Write out, word for word, only the lines from the one containing "Parse this screenshot: output" through the final line of the data.

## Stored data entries
☆ ☆ ☆ ☆ ☆ ☆ ☆

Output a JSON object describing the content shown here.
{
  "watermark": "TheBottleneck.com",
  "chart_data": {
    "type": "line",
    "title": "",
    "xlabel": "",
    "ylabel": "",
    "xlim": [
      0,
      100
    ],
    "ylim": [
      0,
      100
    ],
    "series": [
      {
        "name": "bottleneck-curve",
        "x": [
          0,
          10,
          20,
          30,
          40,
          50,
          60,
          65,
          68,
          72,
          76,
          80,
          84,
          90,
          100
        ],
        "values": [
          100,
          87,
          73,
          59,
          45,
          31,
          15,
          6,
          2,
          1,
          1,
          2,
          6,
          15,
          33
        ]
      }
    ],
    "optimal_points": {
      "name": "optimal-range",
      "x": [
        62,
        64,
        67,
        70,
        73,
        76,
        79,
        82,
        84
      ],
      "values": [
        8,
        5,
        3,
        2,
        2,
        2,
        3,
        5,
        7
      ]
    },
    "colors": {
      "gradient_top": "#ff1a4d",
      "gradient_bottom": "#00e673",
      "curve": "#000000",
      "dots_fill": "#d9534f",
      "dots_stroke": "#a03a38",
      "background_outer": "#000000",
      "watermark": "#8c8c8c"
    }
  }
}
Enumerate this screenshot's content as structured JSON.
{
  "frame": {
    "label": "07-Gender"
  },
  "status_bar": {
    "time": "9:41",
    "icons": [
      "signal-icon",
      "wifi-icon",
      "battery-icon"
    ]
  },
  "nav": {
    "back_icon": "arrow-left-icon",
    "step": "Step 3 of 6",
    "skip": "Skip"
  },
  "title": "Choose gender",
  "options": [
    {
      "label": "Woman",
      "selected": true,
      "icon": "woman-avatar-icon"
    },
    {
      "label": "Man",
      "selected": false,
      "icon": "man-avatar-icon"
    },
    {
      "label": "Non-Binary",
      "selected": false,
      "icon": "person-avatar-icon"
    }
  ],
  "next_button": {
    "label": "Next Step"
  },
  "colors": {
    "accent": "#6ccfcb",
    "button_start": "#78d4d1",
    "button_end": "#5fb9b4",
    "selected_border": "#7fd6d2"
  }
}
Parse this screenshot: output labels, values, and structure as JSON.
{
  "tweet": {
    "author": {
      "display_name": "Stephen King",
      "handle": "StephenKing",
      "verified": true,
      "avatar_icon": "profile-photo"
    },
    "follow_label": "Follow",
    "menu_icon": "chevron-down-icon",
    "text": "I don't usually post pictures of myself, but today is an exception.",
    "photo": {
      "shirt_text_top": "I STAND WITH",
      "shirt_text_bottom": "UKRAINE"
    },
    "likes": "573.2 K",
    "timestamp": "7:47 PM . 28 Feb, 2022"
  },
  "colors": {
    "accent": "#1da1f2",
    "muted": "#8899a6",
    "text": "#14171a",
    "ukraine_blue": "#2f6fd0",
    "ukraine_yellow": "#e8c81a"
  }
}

☆ ☆ ☆ ☆ ☆ ☆ ☆

## FULL ANSWER
Parse this screenshot: output labels, values, and structure as JSON.
{
  "tweet": {
    "author": {
      "display_name": "Stephen King",
      "handle": "StephenKing",
      "verified": true,
      "avatar_icon": "profile-photo"
    },
    "follow_label": "Follow",
    "menu_icon": "chevron-down-icon",
    "text": "I don't usually post pictures of myself, but today is an exception.",
    "photo": {
      "shirt_text_top": "I STAND WITH",
      "shirt_text_bottom": "UKRAINE"
    },
    "likes": "573.2 K",
    "timestamp": "7:47 PM . 28 Feb, 2022"
  },
  "colors": {
    "accent": "#1da1f2",
    "muted": "#8899a6",
    "text": "#14171a",
    "ukraine_blue": "#2f6fd0",
    "ukraine_yellow": "#e8c81a"
  }
}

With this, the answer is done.